▸ **Objective**
Locate each line with the string "Desktop" in the listing below and copy it.
Start Records provided
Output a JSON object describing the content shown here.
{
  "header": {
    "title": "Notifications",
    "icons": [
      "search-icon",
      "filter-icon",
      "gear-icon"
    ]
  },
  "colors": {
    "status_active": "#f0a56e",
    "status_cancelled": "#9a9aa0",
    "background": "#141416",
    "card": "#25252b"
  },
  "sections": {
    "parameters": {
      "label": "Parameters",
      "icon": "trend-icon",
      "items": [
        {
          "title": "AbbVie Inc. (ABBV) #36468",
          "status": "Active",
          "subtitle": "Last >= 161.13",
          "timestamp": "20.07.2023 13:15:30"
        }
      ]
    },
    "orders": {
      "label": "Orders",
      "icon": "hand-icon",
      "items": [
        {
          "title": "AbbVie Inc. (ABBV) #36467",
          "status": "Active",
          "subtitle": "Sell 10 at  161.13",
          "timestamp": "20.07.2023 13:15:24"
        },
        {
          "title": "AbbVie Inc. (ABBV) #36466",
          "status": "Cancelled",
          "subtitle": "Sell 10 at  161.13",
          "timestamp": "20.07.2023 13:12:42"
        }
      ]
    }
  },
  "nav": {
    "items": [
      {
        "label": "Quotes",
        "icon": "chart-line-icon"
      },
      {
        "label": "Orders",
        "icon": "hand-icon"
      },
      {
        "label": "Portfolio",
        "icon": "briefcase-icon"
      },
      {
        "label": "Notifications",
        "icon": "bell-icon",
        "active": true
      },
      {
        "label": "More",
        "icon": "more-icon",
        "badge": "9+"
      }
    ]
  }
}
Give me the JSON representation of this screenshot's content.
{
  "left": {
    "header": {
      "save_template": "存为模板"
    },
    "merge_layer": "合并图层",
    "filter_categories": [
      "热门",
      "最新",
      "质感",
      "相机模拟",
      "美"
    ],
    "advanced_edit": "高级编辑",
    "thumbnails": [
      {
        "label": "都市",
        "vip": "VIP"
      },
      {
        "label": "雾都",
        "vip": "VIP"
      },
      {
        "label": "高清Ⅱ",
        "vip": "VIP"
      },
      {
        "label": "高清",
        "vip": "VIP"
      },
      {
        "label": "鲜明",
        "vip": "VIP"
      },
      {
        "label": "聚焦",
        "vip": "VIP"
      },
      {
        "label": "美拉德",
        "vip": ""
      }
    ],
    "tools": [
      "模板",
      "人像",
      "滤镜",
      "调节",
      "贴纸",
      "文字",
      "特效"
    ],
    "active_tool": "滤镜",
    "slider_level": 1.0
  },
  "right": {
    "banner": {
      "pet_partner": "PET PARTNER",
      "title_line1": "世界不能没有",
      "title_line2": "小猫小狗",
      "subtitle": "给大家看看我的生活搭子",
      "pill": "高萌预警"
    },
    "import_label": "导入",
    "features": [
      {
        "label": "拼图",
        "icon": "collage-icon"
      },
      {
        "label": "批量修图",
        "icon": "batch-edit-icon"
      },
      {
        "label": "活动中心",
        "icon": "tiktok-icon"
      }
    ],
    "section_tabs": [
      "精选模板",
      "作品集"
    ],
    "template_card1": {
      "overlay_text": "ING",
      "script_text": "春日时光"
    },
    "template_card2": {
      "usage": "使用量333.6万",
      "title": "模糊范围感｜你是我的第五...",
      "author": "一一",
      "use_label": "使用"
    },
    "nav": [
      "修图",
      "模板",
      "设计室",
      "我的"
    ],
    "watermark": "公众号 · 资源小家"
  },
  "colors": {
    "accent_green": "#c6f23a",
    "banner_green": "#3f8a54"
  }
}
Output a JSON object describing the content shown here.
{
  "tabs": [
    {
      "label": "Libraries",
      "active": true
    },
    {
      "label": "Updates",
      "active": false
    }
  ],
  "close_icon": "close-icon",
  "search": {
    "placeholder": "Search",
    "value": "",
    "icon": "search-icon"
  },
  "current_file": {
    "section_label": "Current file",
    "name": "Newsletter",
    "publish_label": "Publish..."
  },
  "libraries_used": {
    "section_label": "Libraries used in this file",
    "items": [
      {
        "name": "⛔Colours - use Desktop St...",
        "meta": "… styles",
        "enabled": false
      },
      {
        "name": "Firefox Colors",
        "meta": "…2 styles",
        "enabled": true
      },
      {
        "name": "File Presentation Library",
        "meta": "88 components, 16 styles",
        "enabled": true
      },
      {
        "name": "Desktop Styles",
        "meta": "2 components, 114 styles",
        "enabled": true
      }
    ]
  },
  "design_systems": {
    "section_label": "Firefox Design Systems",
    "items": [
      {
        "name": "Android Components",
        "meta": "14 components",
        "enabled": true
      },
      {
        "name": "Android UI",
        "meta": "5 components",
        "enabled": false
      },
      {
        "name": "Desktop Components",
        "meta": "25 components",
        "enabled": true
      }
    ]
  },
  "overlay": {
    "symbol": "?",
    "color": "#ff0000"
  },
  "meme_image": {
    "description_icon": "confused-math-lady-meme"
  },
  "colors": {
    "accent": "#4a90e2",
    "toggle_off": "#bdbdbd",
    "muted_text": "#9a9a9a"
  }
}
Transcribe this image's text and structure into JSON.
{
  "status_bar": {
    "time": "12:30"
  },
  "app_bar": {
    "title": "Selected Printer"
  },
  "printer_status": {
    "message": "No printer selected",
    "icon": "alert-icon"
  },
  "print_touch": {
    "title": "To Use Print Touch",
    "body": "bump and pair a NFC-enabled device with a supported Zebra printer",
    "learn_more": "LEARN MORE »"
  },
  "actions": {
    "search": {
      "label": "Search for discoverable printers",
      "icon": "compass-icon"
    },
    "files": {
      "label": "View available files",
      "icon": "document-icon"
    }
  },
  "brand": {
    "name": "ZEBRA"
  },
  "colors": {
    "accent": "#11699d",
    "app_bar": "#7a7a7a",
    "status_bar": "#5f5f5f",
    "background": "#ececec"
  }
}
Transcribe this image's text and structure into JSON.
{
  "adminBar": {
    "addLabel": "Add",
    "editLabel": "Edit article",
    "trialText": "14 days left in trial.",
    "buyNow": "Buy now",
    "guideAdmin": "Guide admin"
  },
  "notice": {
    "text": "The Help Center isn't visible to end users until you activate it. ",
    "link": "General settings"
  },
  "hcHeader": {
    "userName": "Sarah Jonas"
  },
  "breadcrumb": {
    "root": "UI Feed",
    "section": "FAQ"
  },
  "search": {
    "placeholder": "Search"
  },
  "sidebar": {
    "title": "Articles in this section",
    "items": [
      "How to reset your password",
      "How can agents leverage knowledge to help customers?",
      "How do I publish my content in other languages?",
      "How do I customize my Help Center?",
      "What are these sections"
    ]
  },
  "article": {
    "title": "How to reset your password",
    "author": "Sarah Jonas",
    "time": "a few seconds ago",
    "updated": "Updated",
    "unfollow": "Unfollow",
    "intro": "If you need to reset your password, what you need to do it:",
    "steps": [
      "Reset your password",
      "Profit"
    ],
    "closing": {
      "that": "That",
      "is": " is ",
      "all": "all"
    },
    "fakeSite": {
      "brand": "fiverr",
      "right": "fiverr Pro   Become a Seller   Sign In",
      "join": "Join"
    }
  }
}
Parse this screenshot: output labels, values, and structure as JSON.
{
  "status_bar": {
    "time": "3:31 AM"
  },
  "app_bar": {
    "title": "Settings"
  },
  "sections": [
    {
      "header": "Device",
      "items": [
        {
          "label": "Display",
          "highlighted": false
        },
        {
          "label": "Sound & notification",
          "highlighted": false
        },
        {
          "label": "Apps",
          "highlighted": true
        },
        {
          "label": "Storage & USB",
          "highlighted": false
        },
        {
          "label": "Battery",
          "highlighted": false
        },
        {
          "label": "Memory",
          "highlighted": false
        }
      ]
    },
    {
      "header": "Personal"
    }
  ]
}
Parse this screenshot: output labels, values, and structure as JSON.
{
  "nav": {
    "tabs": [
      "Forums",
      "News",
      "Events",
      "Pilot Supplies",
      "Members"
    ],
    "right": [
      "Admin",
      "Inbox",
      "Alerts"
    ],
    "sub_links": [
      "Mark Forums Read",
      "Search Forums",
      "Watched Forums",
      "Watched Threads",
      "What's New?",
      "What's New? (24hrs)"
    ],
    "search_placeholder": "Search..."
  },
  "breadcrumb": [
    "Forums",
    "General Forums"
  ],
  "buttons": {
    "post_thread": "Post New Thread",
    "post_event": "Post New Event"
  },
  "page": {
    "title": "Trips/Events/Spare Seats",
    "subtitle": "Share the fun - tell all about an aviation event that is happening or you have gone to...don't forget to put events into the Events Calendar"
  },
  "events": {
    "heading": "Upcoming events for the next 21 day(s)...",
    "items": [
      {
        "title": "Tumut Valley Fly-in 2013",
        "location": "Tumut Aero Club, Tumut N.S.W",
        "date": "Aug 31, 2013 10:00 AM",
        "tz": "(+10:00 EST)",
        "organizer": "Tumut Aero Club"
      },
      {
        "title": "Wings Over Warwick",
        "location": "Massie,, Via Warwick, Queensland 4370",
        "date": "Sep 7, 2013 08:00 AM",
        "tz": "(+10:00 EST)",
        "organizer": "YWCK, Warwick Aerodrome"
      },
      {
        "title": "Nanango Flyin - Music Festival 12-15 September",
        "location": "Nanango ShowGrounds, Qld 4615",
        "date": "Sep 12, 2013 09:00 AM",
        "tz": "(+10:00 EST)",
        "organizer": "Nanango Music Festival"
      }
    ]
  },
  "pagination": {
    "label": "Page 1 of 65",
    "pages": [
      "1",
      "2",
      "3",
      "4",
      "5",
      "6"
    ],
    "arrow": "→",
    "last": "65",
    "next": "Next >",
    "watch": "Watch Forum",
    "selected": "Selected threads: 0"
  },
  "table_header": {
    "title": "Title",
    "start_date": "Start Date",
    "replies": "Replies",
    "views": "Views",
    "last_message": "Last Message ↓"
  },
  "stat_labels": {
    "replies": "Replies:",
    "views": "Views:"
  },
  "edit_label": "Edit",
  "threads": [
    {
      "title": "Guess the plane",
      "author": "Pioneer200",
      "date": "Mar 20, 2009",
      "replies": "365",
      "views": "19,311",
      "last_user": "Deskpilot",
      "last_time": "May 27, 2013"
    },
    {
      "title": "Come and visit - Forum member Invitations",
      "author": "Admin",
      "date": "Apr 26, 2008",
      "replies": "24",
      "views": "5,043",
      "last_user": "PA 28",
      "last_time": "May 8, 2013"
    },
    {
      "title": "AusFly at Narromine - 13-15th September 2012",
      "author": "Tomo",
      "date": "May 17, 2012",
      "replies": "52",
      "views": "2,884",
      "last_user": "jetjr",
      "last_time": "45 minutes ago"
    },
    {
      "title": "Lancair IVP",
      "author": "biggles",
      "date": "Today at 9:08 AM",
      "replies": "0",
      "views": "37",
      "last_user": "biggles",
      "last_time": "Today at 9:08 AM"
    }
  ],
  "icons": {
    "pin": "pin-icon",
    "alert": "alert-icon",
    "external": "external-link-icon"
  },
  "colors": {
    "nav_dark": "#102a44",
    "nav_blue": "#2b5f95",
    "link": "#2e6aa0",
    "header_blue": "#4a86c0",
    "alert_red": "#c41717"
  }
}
End Records provided
▸ **The result**
        "name": "⛔Colours - use Desktop St...",
        "name": "Desktop Styles",
        "name": "Desktop Components",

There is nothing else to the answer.